→ Problem requirements
Quote the data below in full, please, without altering anything.

[Stored data]
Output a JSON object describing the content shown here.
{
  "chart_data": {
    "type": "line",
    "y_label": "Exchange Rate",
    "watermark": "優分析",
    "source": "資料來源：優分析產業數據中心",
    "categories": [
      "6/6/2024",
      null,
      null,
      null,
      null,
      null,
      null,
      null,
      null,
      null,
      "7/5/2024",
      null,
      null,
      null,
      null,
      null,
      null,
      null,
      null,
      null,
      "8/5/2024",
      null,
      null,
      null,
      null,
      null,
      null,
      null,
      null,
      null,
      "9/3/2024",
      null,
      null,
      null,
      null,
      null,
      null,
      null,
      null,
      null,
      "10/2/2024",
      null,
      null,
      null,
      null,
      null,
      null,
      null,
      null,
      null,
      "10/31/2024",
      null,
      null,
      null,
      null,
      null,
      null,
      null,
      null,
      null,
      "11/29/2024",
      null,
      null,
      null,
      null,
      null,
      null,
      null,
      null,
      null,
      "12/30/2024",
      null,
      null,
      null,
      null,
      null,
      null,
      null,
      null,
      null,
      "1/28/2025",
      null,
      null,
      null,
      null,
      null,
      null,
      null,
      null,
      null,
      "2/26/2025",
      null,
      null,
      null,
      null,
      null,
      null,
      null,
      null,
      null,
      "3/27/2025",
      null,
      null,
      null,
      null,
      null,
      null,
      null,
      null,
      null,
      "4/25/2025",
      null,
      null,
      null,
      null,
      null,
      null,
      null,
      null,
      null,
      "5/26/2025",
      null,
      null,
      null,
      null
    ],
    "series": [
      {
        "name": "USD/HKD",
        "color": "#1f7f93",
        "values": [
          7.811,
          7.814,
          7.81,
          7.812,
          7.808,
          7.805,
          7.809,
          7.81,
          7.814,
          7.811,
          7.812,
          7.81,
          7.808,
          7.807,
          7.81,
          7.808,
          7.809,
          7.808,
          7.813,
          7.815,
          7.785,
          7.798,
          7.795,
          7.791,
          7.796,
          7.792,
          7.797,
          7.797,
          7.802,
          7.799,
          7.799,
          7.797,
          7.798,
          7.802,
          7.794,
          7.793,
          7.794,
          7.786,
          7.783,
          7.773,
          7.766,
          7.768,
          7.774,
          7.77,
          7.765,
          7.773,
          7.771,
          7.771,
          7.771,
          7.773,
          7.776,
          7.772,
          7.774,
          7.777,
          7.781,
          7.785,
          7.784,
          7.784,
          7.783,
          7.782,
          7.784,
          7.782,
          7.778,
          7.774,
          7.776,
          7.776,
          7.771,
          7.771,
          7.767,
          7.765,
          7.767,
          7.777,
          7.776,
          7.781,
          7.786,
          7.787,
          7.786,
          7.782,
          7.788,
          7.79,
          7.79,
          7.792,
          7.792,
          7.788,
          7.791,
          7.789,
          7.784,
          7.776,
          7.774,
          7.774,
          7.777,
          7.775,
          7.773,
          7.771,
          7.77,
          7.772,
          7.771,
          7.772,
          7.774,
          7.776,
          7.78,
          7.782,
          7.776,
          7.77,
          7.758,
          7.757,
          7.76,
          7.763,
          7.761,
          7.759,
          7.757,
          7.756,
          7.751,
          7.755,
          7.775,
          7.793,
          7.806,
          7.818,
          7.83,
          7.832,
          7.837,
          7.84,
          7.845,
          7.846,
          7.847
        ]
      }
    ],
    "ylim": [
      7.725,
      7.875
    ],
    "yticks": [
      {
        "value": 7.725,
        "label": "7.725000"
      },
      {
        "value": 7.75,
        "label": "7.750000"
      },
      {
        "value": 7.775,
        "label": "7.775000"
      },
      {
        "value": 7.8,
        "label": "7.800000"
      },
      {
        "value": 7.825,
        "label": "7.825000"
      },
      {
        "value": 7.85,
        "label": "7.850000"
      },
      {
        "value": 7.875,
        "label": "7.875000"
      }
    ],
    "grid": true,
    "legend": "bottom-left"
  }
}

→ Answer in full
Output a JSON object describing the content shown here.
{
  "chart_data": {
    "type": "line",
    "y_label": "Exchange Rate",
    "watermark": "優分析",
    "source": "資料來源：優分析產業數據中心",
    "categories": [
      "6/6/2024",
      null,
      null,
      null,
      null,
      null,
      null,
      null,
      null,
      null,
      "7/5/2024",
      null,
      null,
      null,
      null,
      null,
      null,
      null,
      null,
      null,
      "8/5/2024",
      null,
      null,
      null,
      null,
      null,
      null,
      null,
      null,
      null,
      "9/3/2024",
      null,
      null,
      null,
      null,
      null,
      null,
      null,
      null,
      null,
      "10/2/2024",
      null,
      null,
      null,
      null,
      null,
      null,
      null,
      null,
      null,
      "10/31/2024",
      null,
      null,
      null,
      null,
      null,
      null,
      null,
      null,
      null,
      "11/29/2024",
      null,
      null,
      null,
      null,
      null,
      null,
      null,
      null,
      null,
      "12/30/2024",
      null,
      null,
      null,
      null,
      null,
      null,
      null,
      null,
      null,
      "1/28/2025",
      null,
      null,
      null,
      null,
      null,
      null,
      null,
      null,
      null,
      "2/26/2025",
      null,
      null,
      null,
      null,
      null,
      null,
      null,
      null,
      null,
      "3/27/2025",
      null,
      null,
      null,
      null,
      null,
      null,
      null,
      null,
      null,
      "4/25/2025",
      null,
      null,
      null,
      null,
      null,
      null,
      null,
      null,
      null,
      "5/26/2025",
      null,
      null,
      null,
      null
    ],
    "series": [
      {
        "name": "USD/HKD",
        "color": "#1f7f93",
        "values": [
          7.811,
          7.814,
          7.81,
          7.812,
          7.808,
          7.805,
          7.809,
          7.81,
          7.814,
          7.811,
          7.812,
          7.81,
          7.808,
          7.807,
          7.81,
          7.808,
          7.809,
          7.808,
          7.813,
          7.815,
          7.785,
          7.798,
          7.795,
          7.791,
          7.796,
          7.792,
          7.797,
          7.797,
          7.802,
          7.799,
          7.799,
          7.797,
          7.798,
          7.802,
          7.794,
          7.793,
          7.794,
          7.786,
          7.783,
          7.773,
          7.766,
          7.768,
          7.774,
          7.77,
          7.765,
          7.773,
          7.771,
          7.771,
          7.771,
          7.773,
          7.776,
          7.772,
          7.774,
          7.777,
          7.781,
          7.785,
          7.784,
          7.784,
          7.783,
          7.782,
          7.784,
          7.782,
          7.778,
          7.774,
          7.776,
          7.776,
          7.771,
          7.771,
          7.767,
          7.765,
          7.767,
          7.777,
          7.776,
          7.781,
          7.786,
          7.787,
          7.786,
          7.782,
          7.788,
          7.79,
          7.79,
          7.792,
          7.792,
          7.788,
          7.791,
          7.789,
          7.784,
          7.776,
          7.774,
          7.774,
          7.777,
          7.775,
          7.773,
          7.771,
          7.77,
          7.772,
          7.771,
          7.772,
          7.774,
          7.776,
          7.78,
          7.782,
          7.776,
          7.77,
          7.758,
          7.757,
          7.76,
          7.763,
          7.761,
          7.759,
          7.757,
          7.756,
          7.751,
          7.755,
          7.775,
          7.793,
          7.806,
          7.818,
          7.83,
          7.832,
          7.837,
          7.84,
          7.845,
          7.846,
          7.847
        ]
      }
    ],
    "ylim": [
      7.725,
      7.875
    ],
    "yticks": [
      {
        "value": 7.725,
        "label": "7.725000"
      },
      {
        "value": 7.75,
        "label": "7.750000"
      },
      {
        "value": 7.775,
        "label": "7.775000"
      },
      {
        "value": 7.8,
        "label": "7.800000"
      },
      {
        "value": 7.825,
        "label": "7.825000"
      },
      {
        "value": 7.85,
        "label": "7.850000"
      },
      {
        "value": 7.875,
        "label": "7.875000"
      }
    ],
    "grid": true,
    "legend": "bottom-left"
  }
}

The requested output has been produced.